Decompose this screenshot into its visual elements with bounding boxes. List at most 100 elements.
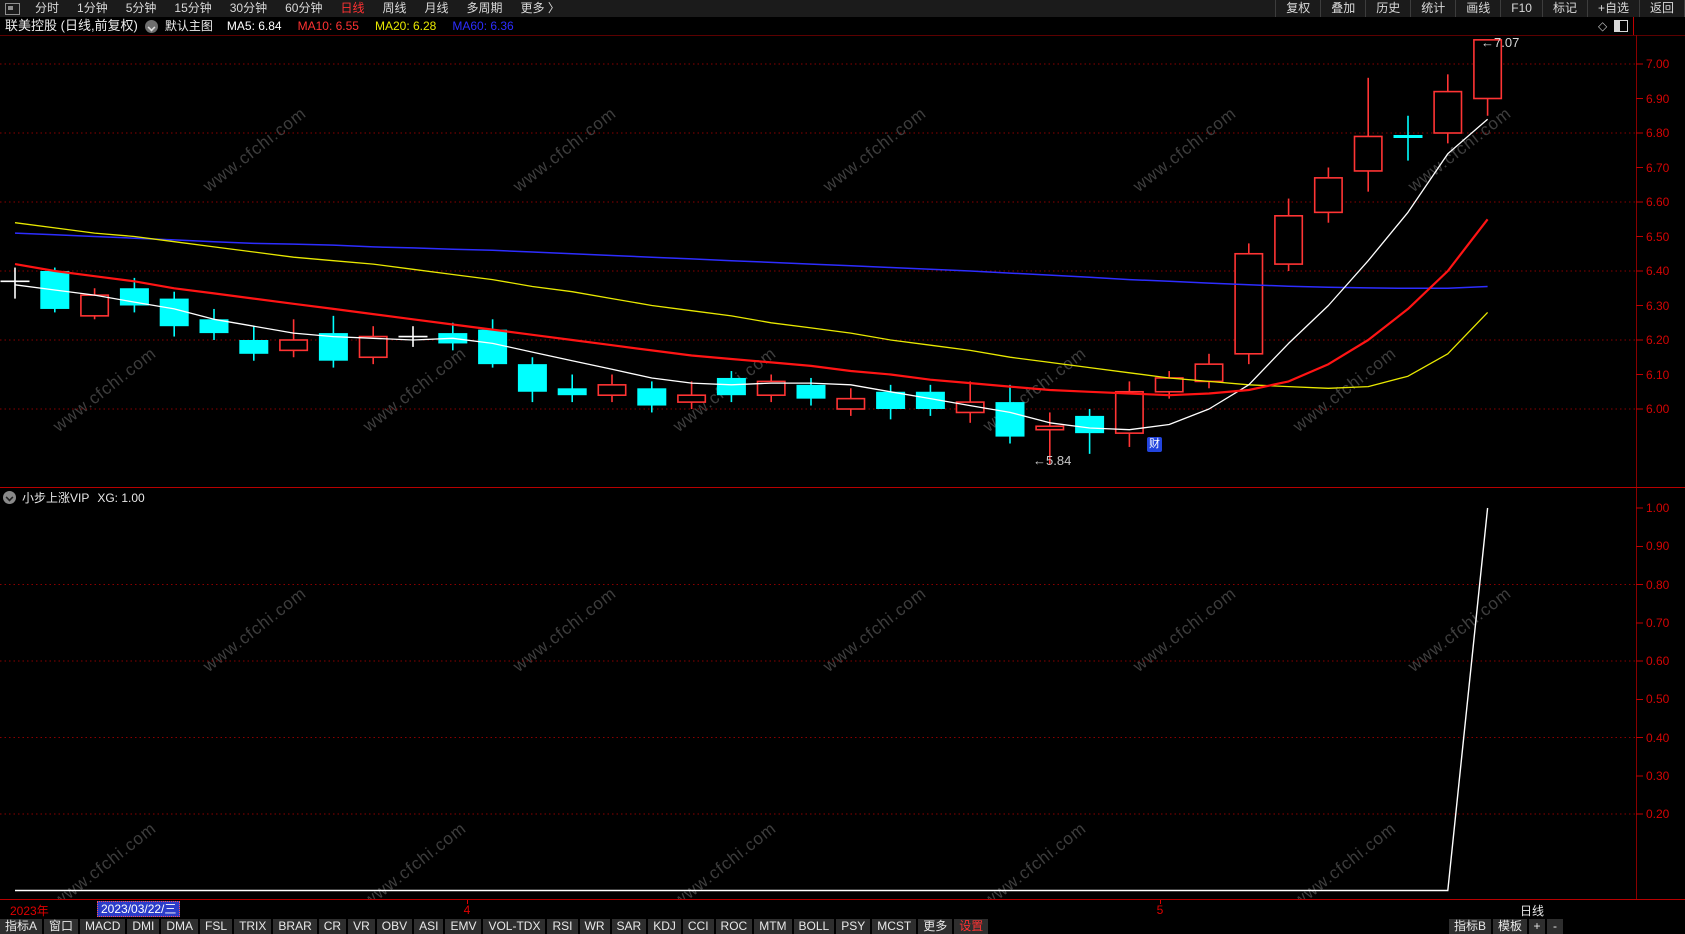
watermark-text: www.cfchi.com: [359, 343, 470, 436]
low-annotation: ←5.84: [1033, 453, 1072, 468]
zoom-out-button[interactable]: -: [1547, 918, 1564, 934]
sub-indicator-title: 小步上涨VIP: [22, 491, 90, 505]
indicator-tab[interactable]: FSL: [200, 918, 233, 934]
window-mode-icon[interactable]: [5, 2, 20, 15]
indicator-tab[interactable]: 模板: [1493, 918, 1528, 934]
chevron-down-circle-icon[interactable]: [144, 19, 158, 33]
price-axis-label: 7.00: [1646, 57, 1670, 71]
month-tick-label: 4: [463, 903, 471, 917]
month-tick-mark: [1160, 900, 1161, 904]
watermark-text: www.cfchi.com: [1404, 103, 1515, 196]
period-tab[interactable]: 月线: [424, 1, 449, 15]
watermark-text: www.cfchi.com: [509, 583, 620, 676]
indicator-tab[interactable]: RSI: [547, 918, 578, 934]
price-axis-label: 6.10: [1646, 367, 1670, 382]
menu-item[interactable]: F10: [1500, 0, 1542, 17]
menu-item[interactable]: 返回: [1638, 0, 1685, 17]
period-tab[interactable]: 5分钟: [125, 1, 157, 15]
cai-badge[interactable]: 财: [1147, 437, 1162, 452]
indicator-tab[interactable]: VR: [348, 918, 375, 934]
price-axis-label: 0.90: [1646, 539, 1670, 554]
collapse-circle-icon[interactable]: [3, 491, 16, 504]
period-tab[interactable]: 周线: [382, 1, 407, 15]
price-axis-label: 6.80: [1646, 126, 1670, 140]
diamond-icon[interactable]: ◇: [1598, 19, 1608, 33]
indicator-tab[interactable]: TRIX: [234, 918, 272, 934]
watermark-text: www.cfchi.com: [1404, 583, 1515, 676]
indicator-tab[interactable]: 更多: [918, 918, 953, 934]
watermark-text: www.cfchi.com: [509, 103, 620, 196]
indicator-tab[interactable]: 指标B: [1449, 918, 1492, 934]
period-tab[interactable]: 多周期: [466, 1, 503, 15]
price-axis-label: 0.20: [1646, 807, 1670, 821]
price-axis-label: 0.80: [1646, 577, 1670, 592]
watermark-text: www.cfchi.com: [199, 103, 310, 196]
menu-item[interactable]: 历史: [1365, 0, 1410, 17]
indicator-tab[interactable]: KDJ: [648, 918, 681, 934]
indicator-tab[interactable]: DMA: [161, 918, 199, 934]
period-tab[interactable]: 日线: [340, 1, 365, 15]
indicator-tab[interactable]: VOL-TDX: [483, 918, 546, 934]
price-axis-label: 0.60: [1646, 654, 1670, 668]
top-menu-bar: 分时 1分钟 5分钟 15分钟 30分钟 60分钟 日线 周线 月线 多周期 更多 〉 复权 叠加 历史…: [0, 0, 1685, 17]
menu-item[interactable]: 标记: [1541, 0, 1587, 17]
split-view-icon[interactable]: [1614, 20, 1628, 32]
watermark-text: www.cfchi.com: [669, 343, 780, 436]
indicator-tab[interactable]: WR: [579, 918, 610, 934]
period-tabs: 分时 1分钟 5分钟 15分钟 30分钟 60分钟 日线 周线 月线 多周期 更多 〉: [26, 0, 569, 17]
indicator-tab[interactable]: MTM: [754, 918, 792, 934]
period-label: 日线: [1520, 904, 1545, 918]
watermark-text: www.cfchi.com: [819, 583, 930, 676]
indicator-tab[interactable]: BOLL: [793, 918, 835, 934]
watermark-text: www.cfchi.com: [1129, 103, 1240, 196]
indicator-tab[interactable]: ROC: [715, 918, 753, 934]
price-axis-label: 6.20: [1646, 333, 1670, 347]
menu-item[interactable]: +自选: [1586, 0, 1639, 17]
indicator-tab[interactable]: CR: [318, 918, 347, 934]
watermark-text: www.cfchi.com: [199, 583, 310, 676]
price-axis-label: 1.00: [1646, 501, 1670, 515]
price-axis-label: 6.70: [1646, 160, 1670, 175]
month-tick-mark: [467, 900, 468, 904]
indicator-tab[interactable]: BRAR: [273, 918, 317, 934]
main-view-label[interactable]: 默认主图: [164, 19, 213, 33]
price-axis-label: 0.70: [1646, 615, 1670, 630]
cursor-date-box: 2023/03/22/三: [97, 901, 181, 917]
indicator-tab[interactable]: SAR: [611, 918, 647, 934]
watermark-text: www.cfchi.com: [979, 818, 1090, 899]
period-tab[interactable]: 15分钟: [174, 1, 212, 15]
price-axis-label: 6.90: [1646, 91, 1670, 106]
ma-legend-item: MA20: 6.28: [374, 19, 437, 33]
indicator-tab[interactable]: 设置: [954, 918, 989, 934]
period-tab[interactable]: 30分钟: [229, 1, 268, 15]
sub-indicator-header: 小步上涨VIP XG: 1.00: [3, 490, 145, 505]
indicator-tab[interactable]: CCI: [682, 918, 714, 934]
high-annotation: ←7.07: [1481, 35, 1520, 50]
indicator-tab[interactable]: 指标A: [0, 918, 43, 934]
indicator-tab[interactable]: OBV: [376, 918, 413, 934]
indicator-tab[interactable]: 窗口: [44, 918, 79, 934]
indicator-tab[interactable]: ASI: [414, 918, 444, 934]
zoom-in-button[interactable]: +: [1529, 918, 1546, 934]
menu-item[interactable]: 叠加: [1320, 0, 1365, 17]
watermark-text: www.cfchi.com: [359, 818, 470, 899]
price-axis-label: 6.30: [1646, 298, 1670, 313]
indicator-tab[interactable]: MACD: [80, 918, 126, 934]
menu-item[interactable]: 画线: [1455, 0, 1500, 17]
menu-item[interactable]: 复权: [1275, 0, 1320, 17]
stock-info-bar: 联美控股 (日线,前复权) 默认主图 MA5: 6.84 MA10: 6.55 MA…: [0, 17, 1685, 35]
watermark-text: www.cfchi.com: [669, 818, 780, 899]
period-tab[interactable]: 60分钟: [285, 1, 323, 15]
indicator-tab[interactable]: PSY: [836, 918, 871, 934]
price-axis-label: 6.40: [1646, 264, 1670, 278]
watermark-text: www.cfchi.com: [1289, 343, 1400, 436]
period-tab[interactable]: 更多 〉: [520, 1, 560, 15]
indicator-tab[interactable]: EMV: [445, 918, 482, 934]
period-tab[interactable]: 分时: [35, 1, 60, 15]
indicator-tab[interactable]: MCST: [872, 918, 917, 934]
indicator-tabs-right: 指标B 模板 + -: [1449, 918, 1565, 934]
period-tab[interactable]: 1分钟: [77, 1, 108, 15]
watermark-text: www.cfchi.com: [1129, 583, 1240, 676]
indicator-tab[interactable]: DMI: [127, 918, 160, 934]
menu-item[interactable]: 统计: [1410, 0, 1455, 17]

To do:
In the listing, take the part that opens with the line containing "watermark-text: www.cfchi.com: [359, 343, 470, 436]" and closes with the line containing "watermark-text: www.cfchi.com: [509, 103, 620, 196]". Write out only that part again, with "indicator-tab" changed to "indicator-button" and nothing else altered.

The solution:
watermark-text: www.cfchi.com: [359, 343, 470, 436]
low-annotation: ←5.84: [1033, 453, 1072, 468]
zoom-out-button[interactable]: -: [1547, 918, 1564, 934]
sub-indicator-title: 小步上涨VIP: [22, 491, 90, 505]
indicator-button[interactable]: FSL: [200, 918, 233, 934]
window-mode-icon[interactable]: [5, 2, 20, 15]
indicator-button[interactable]: 模板: [1493, 918, 1528, 934]
chevron-down-circle-icon[interactable]: [144, 19, 158, 33]
price-axis-label: 7.00: [1646, 57, 1670, 71]
month-tick-label: 4: [463, 903, 471, 917]
month-tick-mark: [1160, 900, 1161, 904]
watermark-text: www.cfchi.com: [1404, 103, 1515, 196]
period-tab[interactable]: 月线: [424, 1, 449, 15]
watermark-text: www.cfchi.com: [509, 583, 620, 676]
indicator-button[interactable]: RSI: [547, 918, 578, 934]
price-axis-label: 6.10: [1646, 367, 1670, 382]
menu-item[interactable]: F10: [1500, 0, 1542, 17]
menu-item[interactable]: 返回: [1638, 0, 1685, 17]
period-tab[interactable]: 5分钟: [125, 1, 157, 15]
cai-badge[interactable]: 财: [1147, 437, 1162, 452]
indicator-button[interactable]: VR: [348, 918, 375, 934]
price-axis-label: 0.90: [1646, 539, 1670, 554]
collapse-circle-icon[interactable]: [3, 491, 16, 504]
period-tab[interactable]: 周线: [382, 1, 407, 15]
price-axis-label: 6.80: [1646, 126, 1670, 140]
diamond-icon[interactable]: ◇: [1598, 19, 1608, 33]
indicator-button[interactable]: TRIX: [234, 918, 272, 934]
watermark-text: www.cfchi.com: [1404, 583, 1515, 676]
indicator-button[interactable]: 更多: [918, 918, 953, 934]
watermark-text: www.cfchi.com: [509, 103, 620, 196]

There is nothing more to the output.